[Records from a data source]

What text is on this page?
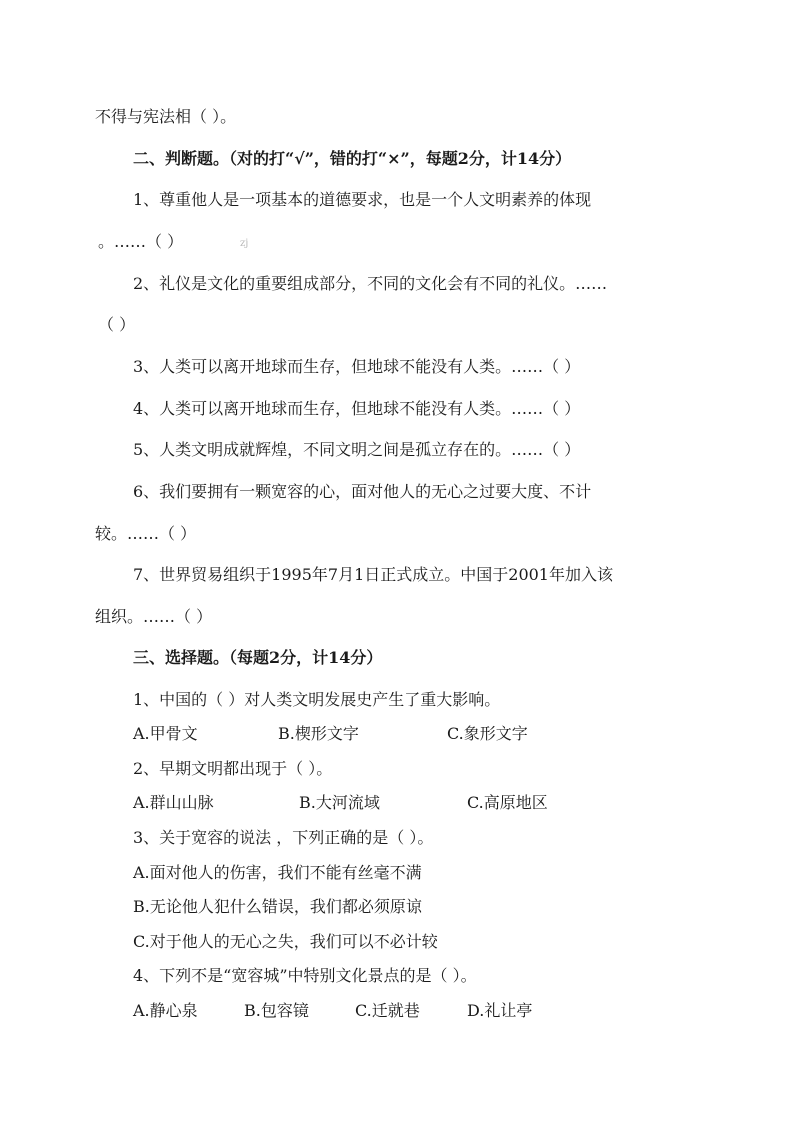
不得与宪法相（ ）。
二、判断题。（对的打“√”，错的打“×”，每题2分，计14分）
1、尊重他人是一项基本的道德要求，也是一个人文明素养的体现
。……（ ）	zj
2、礼仪是文化的重要组成部分，不同的文化会有不同的礼仪。……
（ ）
3、人类可以离开地球而生存，但地球不能没有人类。……（ ）
4、人类可以离开地球而生存，但地球不能没有人类。……（ ）
5、人类文明成就辉煌，不同文明之间是孤立存在的。……（ ）
6、我们要拥有一颗宽容的心，面对他人的无心之过要大度、不计
较。……（ ）
7、世界贸易组织于1995年7月1日正式成立。中国于2001年加入该
组织。……（ ）
三、选择题。（每题2分，计14分）
1、中国的（ ）对人类文明发展史产生了重大影响。
A.甲骨文	B.楔形文字	C.象形文字
2、早期文明都出现于（ ）。
A.群山山脉	B.大河流域	C.高原地区
3、关于宽容的说法 ，下列正确的是（ ）。
A.面对他人的伤害，我们不能有丝毫不满
B.无论他人犯什么错误，我们都必须原谅
C.对于他人的无心之失，我们可以不必计较
4、下列不是“宽容城”中特别文化景点的是（ ）。
A.静心泉	B.包容镜	C.迁就巷	D.礼让亭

## Challenge
Copy every record above exactly as written, but leave out the pictures.

## Exercise output
What text is on this page?
不得与宪法相（ ）。
二、判断题。（对的打“√”，错的打“×”，每题2分，计14分）
1、尊重他人是一项基本的道德要求，也是一个人文明素养的体现
。……（ ）	zj
2、礼仪是文化的重要组成部分，不同的文化会有不同的礼仪。……
（ ）
3、人类可以离开地球而生存，但地球不能没有人类。……（ ）
4、人类可以离开地球而生存，但地球不能没有人类。……（ ）
5、人类文明成就辉煌，不同文明之间是孤立存在的。……（ ）
6、我们要拥有一颗宽容的心，面对他人的无心之过要大度、不计
较。……（ ）
7、世界贸易组织于1995年7月1日正式成立。中国于2001年加入该
组织。……（ ）
三、选择题。（每题2分，计14分）
1、中国的（ ）对人类文明发展史产生了重大影响。
A.甲骨文	B.楔形文字	C.象形文字
2、早期文明都出现于（ ）。
A.群山山脉	B.大河流域	C.高原地区
3、关于宽容的说法 ，下列正确的是（ ）。
A.面对他人的伤害，我们不能有丝毫不满
B.无论他人犯什么错误，我们都必须原谅
C.对于他人的无心之失，我们可以不必计较
4、下列不是“宽容城”中特别文化景点的是（ ）。
A.静心泉	B.包容镜	C.迁就巷	D.礼让亭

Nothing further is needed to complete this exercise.